_Brief_
Find and copy each line of the records where the string "الأرض" shows up.

** start Provided material **

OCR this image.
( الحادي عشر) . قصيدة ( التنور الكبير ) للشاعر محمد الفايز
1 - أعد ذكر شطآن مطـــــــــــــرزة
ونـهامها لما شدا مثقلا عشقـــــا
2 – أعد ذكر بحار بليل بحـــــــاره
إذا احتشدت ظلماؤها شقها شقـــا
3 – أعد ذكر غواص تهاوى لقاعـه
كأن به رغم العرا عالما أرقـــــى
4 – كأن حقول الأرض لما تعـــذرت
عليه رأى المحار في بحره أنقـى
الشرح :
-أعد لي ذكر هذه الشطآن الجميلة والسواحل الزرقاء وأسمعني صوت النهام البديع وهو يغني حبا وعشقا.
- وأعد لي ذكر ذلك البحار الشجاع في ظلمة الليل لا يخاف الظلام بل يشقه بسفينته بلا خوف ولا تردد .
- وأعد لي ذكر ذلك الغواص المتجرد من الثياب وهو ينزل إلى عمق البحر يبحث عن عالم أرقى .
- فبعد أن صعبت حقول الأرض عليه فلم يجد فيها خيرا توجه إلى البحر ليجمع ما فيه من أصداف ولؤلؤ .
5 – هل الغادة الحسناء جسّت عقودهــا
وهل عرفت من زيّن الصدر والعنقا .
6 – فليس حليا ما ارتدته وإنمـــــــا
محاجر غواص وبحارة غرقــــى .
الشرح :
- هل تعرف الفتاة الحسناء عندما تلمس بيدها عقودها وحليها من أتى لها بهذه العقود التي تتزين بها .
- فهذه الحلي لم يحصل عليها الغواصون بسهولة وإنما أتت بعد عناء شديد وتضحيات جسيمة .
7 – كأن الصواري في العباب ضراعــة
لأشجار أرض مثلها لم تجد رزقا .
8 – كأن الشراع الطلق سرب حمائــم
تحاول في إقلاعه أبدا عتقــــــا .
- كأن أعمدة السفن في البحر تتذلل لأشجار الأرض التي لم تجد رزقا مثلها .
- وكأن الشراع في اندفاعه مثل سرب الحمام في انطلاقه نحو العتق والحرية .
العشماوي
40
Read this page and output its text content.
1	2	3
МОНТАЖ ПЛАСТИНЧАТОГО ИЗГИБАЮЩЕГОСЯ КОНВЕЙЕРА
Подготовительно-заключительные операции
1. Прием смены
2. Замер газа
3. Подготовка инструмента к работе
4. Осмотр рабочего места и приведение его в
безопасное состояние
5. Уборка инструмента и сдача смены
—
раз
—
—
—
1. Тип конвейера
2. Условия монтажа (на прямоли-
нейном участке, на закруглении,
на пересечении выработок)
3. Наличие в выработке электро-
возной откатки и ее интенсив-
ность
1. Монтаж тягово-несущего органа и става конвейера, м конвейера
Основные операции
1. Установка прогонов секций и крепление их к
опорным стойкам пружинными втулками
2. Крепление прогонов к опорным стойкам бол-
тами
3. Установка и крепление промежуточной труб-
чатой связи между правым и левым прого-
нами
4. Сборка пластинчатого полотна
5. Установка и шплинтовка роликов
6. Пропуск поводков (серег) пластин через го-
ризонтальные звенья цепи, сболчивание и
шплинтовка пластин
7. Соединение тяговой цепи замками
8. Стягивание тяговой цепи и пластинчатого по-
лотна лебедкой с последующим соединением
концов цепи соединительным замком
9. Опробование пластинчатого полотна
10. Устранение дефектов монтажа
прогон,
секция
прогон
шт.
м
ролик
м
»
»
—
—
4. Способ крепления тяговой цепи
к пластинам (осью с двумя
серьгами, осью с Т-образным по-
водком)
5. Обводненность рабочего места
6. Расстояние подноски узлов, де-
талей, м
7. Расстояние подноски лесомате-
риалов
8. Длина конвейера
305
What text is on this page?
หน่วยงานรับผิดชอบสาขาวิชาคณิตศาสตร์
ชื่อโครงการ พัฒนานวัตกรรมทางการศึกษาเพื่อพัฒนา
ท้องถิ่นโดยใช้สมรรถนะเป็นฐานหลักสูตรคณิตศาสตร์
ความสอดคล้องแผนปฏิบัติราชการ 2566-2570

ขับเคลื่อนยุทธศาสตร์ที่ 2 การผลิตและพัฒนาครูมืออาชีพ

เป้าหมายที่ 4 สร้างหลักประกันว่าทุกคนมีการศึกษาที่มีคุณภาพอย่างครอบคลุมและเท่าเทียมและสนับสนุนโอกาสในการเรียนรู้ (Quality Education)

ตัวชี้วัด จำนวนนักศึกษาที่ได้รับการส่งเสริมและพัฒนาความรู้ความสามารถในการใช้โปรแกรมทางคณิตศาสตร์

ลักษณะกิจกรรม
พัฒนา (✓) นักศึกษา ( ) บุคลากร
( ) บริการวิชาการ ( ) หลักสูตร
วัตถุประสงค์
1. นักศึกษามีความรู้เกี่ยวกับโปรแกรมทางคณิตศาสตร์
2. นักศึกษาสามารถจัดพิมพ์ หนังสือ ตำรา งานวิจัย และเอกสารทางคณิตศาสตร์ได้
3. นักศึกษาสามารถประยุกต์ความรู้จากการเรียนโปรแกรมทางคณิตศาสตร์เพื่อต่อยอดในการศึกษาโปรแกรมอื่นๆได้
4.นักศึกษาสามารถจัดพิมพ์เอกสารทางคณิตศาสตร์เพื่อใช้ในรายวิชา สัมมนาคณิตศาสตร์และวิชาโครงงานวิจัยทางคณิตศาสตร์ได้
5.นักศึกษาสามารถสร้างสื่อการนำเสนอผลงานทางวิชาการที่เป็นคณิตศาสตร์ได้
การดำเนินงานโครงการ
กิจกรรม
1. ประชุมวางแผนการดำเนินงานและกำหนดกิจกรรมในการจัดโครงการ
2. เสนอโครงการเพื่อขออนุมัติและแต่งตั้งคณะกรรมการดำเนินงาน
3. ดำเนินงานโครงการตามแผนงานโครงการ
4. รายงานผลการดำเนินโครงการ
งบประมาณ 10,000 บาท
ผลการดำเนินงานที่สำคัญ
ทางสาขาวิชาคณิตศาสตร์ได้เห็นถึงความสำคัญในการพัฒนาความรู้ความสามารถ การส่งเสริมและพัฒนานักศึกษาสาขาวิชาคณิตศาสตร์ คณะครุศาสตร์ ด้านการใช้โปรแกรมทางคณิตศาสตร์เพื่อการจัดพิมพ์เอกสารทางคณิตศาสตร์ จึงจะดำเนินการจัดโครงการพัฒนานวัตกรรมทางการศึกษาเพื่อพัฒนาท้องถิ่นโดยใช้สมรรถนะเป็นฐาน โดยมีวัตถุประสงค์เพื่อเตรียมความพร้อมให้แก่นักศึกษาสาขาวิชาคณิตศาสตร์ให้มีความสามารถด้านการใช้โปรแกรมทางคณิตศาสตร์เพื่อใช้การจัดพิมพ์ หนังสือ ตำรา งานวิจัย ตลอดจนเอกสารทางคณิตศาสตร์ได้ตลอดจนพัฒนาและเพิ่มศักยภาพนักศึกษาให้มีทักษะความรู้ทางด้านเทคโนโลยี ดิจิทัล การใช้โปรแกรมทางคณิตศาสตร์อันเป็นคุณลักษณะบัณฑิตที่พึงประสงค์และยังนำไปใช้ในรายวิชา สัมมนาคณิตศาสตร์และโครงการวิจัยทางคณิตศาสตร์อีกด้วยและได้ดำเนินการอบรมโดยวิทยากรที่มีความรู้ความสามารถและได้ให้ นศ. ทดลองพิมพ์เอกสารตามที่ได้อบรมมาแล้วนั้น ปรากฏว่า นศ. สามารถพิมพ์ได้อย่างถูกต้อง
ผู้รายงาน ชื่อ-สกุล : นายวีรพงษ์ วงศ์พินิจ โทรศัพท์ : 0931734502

** end Provided material **

_Exercise response_
4 – كأن حقول الأرض لما تعـــذرت
- فبعد أن صعبت حقول الأرض عليه فلم يجد فيها خيرا توجه إلى البحر ليجمع ما فيه من أصداف ولؤلؤ .
- كأن أعمدة السفن في البحر تتذلل لأشجار الأرض التي لم تجد رزقا مثلها .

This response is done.